Search the entries for the word "more" and pull out each line that has it.

────────────────────────────────────────

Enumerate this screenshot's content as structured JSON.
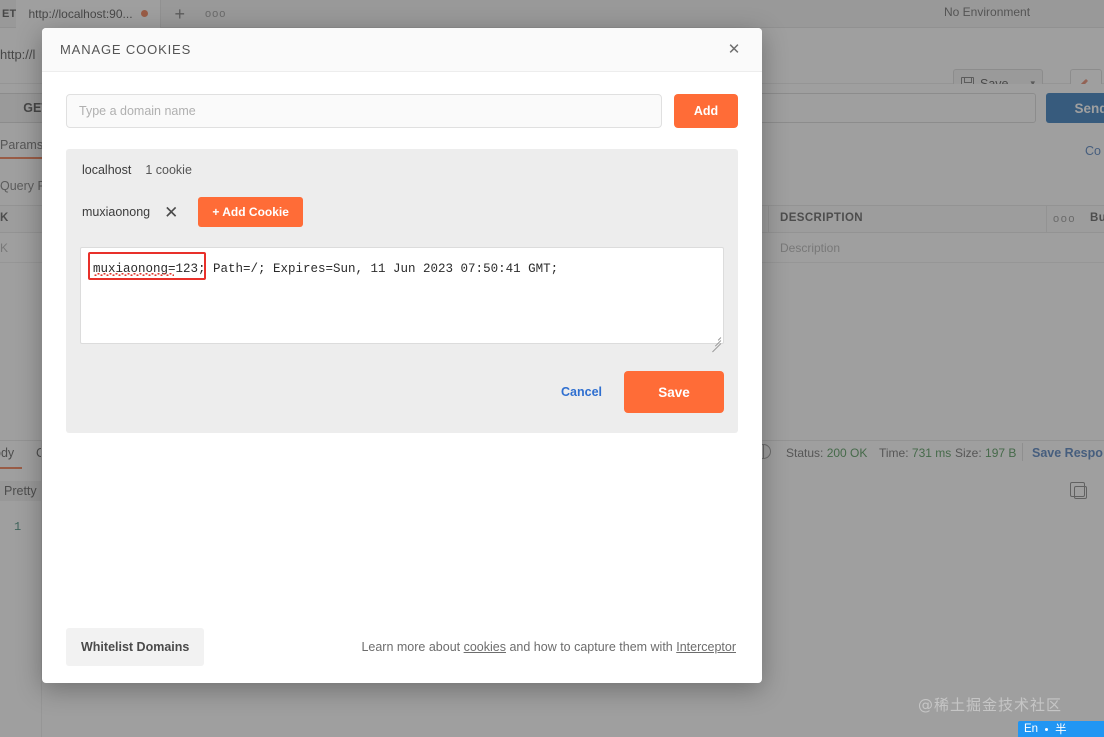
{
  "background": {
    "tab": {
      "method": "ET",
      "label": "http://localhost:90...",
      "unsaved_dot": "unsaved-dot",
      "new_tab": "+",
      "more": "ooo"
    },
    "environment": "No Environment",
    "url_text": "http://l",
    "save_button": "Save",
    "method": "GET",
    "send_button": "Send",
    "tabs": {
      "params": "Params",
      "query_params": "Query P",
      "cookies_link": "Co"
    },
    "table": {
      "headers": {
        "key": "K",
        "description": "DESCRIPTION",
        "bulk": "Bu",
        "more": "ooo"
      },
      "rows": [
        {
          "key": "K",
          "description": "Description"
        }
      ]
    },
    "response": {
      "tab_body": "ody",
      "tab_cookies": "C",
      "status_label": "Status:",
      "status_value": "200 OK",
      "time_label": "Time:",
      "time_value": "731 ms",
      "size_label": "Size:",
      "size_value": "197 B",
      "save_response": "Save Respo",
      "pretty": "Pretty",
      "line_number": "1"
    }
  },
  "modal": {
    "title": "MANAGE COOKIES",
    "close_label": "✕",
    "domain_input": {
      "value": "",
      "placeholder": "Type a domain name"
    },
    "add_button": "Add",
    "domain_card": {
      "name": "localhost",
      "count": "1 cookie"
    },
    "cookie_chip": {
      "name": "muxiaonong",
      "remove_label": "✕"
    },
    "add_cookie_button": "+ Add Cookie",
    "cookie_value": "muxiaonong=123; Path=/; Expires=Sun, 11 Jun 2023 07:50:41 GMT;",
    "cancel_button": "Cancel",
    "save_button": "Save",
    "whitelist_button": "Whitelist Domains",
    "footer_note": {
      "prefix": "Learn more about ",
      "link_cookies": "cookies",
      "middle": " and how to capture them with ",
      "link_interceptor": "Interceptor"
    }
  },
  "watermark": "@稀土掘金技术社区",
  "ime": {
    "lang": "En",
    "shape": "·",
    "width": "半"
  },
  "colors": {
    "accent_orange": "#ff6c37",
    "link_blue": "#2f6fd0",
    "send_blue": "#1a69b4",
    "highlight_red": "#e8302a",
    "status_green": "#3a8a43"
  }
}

────────────────────────────────────────

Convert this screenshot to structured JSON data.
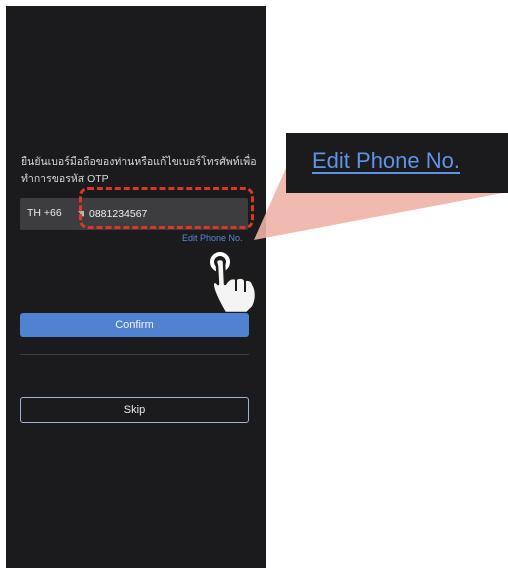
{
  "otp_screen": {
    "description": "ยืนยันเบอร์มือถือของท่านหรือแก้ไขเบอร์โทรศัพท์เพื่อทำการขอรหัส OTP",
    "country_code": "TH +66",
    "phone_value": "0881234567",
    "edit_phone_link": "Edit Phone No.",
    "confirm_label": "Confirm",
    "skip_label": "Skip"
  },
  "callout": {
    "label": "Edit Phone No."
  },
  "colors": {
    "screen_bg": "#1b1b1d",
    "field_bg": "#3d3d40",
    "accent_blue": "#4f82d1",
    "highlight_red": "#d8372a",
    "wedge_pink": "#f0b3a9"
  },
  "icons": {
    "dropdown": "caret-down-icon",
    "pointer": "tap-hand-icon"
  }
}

────────────────────────────────────────

Problem solution |
      "more": "ooo"
        "more": "ooo"
      "prefix": "Learn more about ",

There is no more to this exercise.